(Data records)
>>>
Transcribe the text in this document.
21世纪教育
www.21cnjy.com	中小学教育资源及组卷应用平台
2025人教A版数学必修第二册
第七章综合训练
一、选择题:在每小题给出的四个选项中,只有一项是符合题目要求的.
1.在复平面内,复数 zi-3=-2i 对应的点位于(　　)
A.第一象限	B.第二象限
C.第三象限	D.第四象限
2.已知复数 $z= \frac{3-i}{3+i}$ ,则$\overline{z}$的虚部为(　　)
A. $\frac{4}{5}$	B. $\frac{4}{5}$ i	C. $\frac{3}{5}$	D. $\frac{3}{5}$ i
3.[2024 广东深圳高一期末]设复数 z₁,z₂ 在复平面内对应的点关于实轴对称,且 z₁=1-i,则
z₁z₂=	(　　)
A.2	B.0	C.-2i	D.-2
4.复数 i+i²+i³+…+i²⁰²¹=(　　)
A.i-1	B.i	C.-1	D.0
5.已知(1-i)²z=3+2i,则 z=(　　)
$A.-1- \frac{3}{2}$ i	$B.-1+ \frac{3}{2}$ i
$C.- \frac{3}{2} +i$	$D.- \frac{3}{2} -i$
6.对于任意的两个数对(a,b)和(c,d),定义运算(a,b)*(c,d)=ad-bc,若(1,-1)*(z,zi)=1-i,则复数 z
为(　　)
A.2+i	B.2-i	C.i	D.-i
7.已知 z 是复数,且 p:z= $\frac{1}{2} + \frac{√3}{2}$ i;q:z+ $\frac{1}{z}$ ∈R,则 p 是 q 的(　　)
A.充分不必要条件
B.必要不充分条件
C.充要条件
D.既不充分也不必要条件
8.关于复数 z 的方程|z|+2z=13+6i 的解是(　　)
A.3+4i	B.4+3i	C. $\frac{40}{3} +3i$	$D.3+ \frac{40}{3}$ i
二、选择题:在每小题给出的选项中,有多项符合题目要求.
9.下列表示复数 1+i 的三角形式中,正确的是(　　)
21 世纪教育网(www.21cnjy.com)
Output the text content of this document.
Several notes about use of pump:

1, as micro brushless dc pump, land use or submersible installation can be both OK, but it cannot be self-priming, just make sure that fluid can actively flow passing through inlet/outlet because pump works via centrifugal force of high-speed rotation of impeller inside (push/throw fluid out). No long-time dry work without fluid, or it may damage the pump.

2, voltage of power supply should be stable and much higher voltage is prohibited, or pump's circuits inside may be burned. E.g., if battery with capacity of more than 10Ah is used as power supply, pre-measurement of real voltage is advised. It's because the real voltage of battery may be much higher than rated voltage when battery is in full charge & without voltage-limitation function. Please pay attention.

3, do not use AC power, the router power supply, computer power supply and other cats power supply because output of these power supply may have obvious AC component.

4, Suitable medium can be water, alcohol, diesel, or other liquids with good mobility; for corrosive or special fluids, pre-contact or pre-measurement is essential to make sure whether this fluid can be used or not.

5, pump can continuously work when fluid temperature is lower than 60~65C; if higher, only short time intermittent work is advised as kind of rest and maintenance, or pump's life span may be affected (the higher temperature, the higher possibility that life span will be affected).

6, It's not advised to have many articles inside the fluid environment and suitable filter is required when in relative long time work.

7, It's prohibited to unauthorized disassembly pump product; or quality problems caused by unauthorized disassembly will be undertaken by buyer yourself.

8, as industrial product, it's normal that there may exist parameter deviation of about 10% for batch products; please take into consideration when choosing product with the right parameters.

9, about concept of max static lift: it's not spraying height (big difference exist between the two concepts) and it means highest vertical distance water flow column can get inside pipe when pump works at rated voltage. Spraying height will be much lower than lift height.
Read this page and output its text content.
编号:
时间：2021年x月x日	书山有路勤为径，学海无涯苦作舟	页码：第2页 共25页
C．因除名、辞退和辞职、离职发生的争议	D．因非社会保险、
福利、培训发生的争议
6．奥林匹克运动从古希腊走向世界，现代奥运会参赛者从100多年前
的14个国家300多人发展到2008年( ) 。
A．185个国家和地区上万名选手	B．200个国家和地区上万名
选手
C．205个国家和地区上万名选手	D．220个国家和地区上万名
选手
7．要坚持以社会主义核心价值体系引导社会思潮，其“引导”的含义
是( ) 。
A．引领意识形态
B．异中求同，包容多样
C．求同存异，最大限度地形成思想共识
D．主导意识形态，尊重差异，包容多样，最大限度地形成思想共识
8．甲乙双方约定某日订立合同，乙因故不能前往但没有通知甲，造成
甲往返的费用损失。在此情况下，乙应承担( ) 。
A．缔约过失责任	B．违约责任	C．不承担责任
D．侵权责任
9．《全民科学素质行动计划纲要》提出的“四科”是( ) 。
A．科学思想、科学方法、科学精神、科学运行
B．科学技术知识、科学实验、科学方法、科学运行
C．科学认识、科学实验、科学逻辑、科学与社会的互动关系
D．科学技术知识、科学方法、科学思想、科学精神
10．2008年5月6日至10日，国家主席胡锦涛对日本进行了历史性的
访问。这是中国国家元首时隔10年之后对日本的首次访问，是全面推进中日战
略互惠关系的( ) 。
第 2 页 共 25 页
<<<
#### What you should do:
Copy out every line with the word "最大限度地形成思想共识".

#### Response:
C．求同存异，最大限度地形成思想共识
D．主导意识形态，尊重差异，包容多样，最大限度地形成思想共识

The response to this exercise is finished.